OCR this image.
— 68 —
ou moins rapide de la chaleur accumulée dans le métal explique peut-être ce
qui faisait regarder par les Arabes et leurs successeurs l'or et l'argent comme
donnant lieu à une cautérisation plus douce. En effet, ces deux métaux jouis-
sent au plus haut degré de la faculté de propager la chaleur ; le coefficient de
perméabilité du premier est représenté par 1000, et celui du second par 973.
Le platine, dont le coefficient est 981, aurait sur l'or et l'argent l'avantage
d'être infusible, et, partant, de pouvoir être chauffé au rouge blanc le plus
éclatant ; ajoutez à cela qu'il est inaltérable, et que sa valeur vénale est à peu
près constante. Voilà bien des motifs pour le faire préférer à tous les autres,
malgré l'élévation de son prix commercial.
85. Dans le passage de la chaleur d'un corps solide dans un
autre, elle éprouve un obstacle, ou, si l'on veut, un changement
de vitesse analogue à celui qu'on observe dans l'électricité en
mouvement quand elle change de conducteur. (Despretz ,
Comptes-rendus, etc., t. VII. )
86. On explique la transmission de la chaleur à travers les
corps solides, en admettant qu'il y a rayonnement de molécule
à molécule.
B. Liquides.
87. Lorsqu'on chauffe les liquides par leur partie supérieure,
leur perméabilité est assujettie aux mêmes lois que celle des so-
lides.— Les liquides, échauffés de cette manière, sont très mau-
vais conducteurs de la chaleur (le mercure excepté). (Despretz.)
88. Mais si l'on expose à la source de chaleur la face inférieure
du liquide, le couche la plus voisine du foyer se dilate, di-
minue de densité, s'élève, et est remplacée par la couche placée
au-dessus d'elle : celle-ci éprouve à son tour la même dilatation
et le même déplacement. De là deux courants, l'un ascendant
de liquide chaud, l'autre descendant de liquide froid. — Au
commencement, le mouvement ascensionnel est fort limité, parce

━━━━━━

WRITTEN INSTRUCTION
From the entries above, extract each line containing "explique".

CORRECT RESPONSE
ou moins rapide de la chaleur accumulée dans le métal explique peut-être ce
86. On explique la transmission de la chaleur à travers les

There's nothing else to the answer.